## begin DATA SECTION
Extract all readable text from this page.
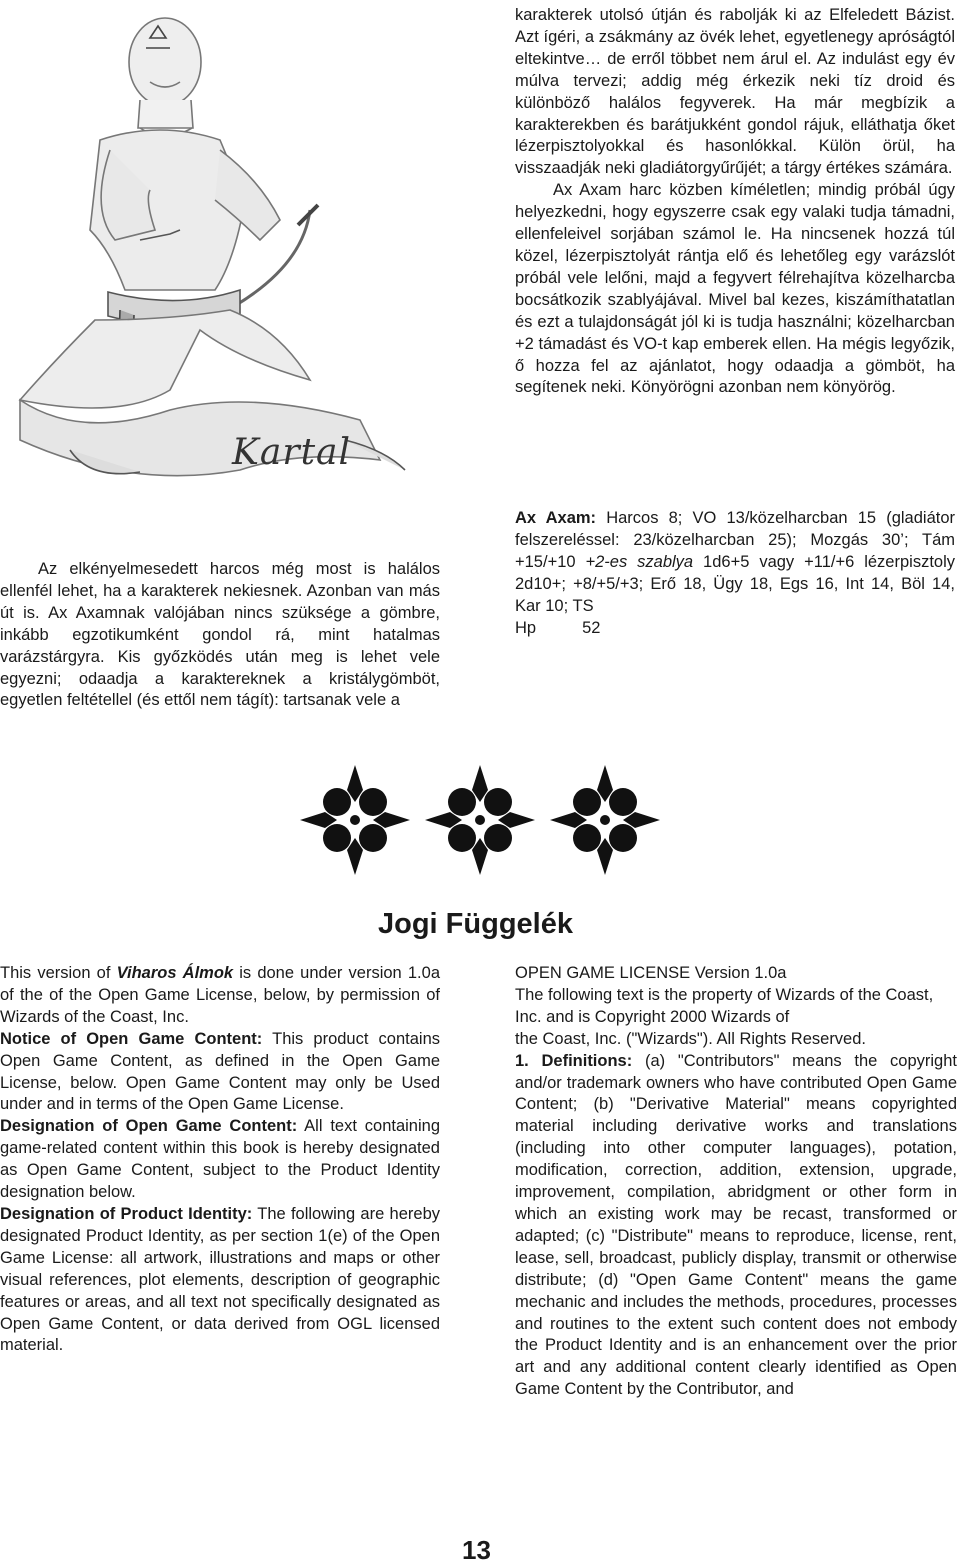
Kartal

karakterek utolsó útján és rabolják ki az Elfeledett Bázist. Azt ígéri, a zsákmány az övék lehet, egyetlenegy apróságtól eltekintve… de erről többet nem árul el. Az indulást egy év múlva tervezi; addig még érkezik neki tíz droid és különböző halálos fegyverek. Ha már megbízik a karakterekben és barátjukként gondol rájuk, elláthatja őket lézerpisztolyokkal és hasonlókkal. Külön örül, ha visszaadják neki gladiátorgyűrűjét; a tárgy értékes számára.

Ax Axam harc közben kíméletlen; mindig próbál úgy helyezkedni, hogy egyszerre csak egy valaki tudja támadni, ellenfeleivel sorjában számol le. Ha nincsenek hozzá túl közel, lézerpisztolyát rántja elő és lehetőleg egy varázslót próbál vele lelőni, majd a fegyvert félrehajítva közelharcba bocsátkozik szablyájával. Mivel bal kezes, kiszámíthatatlan és ezt a tulajdonságát jól ki is tudja használni; közelharcban +2 támadást és VO-t kap emberek ellen. Ha mégis legyőzik, ő hozza fel az ajánlatot, hogy odaadja a gömböt, ha segítenek neki. Könyörögni azonban nem könyörög.

Az elkényelmesedett harcos még most is halálos ellenfél lehet, ha a karakterek nekiesnek. Azonban van más út is. Ax Axamnak valójában nincs szüksége a gömbre, inkább egzotikumként gondol rá, mint hatalmas varázstárgyra. Kis győzködés után meg is lehet vele egyezni; odaadja a karaktereknek a kristálygömböt, egyetlen feltétellel (és ettől nem tágít): tartsanak vele a

Ax Axam: Harcos 8; VO 13/közelharcban 15 (gladiátor felszereléssel: 23/közelharcban 25); Mozgás 30’; Tám +15/+10 +2-es szablya 1d6+5 vagy +11/+6 lézerpisztoly 2d10+; +8/+5/+3; Erő 18, Ügy 18, Egs 16, Int 14, Böl 14, Kar 10; TS

Hp	52

Jogi Függelék

This version of Viharos Álmok is done under version 1.0a of the of the Open Game License, below, by permission of Wizards of the Coast, Inc.

Notice of Open Game Content: This product contains Open Game Content, as defined in the Open Game License, below. Open Game Content may only be Used under and in terms of the Open Game License.

Designation of Open Game Content: All text containing game-related content within this book is hereby designated as Open Game Content, subject to the Product Identity designation below.

Designation of Product Identity: The following are hereby designated Product Identity, as per section 1(e) of the Open Game License: all artwork, illustrations and maps or other visual references, plot elements, description of geographic features or areas, and all text not specifically designated as Open Game Content, or data derived from OGL licensed material.

OPEN GAME LICENSE Version 1.0a

The following text is the property of Wizards of the Coast, Inc. and is Copyright 2000 Wizards of

the Coast, Inc. ("Wizards"). All Rights Reserved.

1. Definitions: (a) "Contributors" means the copyright and/or trademark owners who have contributed Open Game Content; (b) "Derivative Material" means copyrighted material including derivative works and translations (including into other computer languages), potation, modification, correction, addition, extension, upgrade, improvement, compilation, abridgment or other form in which an existing work may be recast, transformed or adapted; (c) "Distribute" means to reproduce, license, rent, lease, sell, broadcast, publicly display, transmit or otherwise distribute; (d) "Open Game Content" means the game mechanic and includes the methods, procedures, processes and routines to the extent such content does not embody the Product Identity and is an enhancement over the prior art and any additional content clearly identified as Open Game Content by the Contributor, and

13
## end DATA SECTION
Restate the whole of the material word for word without the pictures.

● TASK RESULT:
Extract all readable text from this page.
Kartal

karakterek utolsó útján és rabolják ki az Elfeledett Bázist. Azt ígéri, a zsákmány az övék lehet, egyetlenegy apróságtól eltekintve… de erről többet nem árul el. Az indulást egy év múlva tervezi; addig még érkezik neki tíz droid és különböző halálos fegyverek. Ha már megbízik a karakterekben és barátjukként gondol rájuk, elláthatja őket lézerpisztolyokkal és hasonlókkal. Külön örül, ha visszaadják neki gladiátorgyűrűjét; a tárgy értékes számára.

Ax Axam harc közben kíméletlen; mindig próbál úgy helyezkedni, hogy egyszerre csak egy valaki tudja támadni, ellenfeleivel sorjában számol le. Ha nincsenek hozzá túl közel, lézerpisztolyát rántja elő és lehetőleg egy varázslót próbál vele lelőni, majd a fegyvert félrehajítva közelharcba bocsátkozik szablyájával. Mivel bal kezes, kiszámíthatatlan és ezt a tulajdonságát jól ki is tudja használni; közelharcban +2 támadást és VO-t kap emberek ellen. Ha mégis legyőzik, ő hozza fel az ajánlatot, hogy odaadja a gömböt, ha segítenek neki. Könyörögni azonban nem könyörög.

Az elkényelmesedett harcos még most is halálos ellenfél lehet, ha a karakterek nekiesnek. Azonban van más út is. Ax Axamnak valójában nincs szüksége a gömbre, inkább egzotikumként gondol rá, mint hatalmas varázstárgyra. Kis győzködés után meg is lehet vele egyezni; odaadja a karaktereknek a kristálygömböt, egyetlen feltétellel (és ettől nem tágít): tartsanak vele a

Ax Axam: Harcos 8; VO 13/közelharcban 15 (gladiátor felszereléssel: 23/közelharcban 25); Mozgás 30’; Tám +15/+10 +2-es szablya 1d6+5 vagy +11/+6 lézerpisztoly 2d10+; +8/+5/+3; Erő 18, Ügy 18, Egs 16, Int 14, Böl 14, Kar 10; TS

Hp	52

Jogi Függelék

This version of Viharos Álmok is done under version 1.0a of the of the Open Game License, below, by permission of Wizards of the Coast, Inc.

Notice of Open Game Content: This product contains Open Game Content, as defined in the Open Game License, below. Open Game Content may only be Used under and in terms of the Open Game License.

Designation of Open Game Content: All text containing game-related content within this book is hereby designated as Open Game Content, subject to the Product Identity designation below.

Designation of Product Identity: The following are hereby designated Product Identity, as per section 1(e) of the Open Game License: all artwork, illustrations and maps or other visual references, plot elements, description of geographic features or areas, and all text not specifically designated as Open Game Content, or data derived from OGL licensed material.

OPEN GAME LICENSE Version 1.0a

The following text is the property of Wizards of the Coast, Inc. and is Copyright 2000 Wizards of

the Coast, Inc. ("Wizards"). All Rights Reserved.

1. Definitions: (a) "Contributors" means the copyright and/or trademark owners who have contributed Open Game Content; (b) "Derivative Material" means copyrighted material including derivative works and translations (including into other computer languages), potation, modification, correction, addition, extension, upgrade, improvement, compilation, abridgment or other form in which an existing work may be recast, transformed or adapted; (c) "Distribute" means to reproduce, license, rent, lease, sell, broadcast, publicly display, transmit or otherwise distribute; (d) "Open Game Content" means the game mechanic and includes the methods, procedures, processes and routines to the extent such content does not embody the Product Identity and is an enhancement over the prior art and any additional content clearly identified as Open Game Content by the Contributor, and

13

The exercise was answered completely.